Aim of the exercise: Copy out, from the entries below, each line holding the string "date".

Exercise input:

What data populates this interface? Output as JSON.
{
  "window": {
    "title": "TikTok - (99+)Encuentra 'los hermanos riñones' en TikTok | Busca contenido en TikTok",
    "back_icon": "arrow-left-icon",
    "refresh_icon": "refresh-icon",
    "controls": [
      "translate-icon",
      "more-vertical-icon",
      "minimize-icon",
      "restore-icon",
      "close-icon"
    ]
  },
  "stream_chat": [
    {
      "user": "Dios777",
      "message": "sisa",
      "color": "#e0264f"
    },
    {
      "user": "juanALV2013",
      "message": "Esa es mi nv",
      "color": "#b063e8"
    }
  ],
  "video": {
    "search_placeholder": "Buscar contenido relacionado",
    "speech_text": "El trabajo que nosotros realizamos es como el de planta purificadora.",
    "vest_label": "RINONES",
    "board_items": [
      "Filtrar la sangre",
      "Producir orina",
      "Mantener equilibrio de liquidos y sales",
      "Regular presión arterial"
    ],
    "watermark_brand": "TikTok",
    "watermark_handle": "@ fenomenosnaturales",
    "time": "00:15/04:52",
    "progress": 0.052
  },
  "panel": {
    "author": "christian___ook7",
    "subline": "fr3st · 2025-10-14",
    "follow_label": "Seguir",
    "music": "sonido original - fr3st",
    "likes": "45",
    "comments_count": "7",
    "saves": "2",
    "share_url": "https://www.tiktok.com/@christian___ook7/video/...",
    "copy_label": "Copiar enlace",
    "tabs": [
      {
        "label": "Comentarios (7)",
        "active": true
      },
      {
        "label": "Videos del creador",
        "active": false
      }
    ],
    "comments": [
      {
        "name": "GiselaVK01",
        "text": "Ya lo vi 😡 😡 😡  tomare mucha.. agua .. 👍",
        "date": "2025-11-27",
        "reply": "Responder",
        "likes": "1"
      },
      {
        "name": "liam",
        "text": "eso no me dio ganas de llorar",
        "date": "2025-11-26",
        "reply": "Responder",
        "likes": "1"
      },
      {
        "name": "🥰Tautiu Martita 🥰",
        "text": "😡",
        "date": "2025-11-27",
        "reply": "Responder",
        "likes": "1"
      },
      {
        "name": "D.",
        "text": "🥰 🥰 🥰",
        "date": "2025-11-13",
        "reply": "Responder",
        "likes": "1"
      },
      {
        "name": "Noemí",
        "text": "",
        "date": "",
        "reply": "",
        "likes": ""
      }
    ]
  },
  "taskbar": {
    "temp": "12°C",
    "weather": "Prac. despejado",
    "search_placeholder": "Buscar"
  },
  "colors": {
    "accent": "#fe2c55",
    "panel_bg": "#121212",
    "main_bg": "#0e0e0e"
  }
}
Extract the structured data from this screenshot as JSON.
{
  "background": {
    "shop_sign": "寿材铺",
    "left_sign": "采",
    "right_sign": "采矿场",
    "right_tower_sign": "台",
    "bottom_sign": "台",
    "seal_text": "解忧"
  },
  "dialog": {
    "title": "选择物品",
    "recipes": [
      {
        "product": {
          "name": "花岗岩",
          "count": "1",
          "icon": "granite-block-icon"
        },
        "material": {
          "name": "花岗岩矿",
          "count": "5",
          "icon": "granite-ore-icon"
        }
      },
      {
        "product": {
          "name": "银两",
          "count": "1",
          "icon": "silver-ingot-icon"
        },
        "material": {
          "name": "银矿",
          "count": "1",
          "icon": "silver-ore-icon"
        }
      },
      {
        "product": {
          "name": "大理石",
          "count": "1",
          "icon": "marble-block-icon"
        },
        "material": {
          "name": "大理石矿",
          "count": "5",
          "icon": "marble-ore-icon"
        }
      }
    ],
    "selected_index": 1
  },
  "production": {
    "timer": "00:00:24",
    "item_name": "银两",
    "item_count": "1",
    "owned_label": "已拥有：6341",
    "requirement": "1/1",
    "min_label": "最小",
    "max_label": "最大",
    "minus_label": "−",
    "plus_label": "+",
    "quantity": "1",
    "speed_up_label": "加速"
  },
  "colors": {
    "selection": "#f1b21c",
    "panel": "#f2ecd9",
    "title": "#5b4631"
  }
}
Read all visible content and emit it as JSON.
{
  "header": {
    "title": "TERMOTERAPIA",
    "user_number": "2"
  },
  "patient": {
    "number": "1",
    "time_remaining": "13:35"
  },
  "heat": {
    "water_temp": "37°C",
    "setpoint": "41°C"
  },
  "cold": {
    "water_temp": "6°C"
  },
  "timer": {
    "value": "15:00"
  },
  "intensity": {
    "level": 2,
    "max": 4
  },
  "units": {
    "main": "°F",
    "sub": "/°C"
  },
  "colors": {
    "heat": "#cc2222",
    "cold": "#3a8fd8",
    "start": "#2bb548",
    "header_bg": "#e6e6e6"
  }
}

Exercise response:
        "date": "2025-11-27",
        "date": "2025-11-26",
        "date": "2025-11-27",
        "date": "2025-11-13",
        "date": "",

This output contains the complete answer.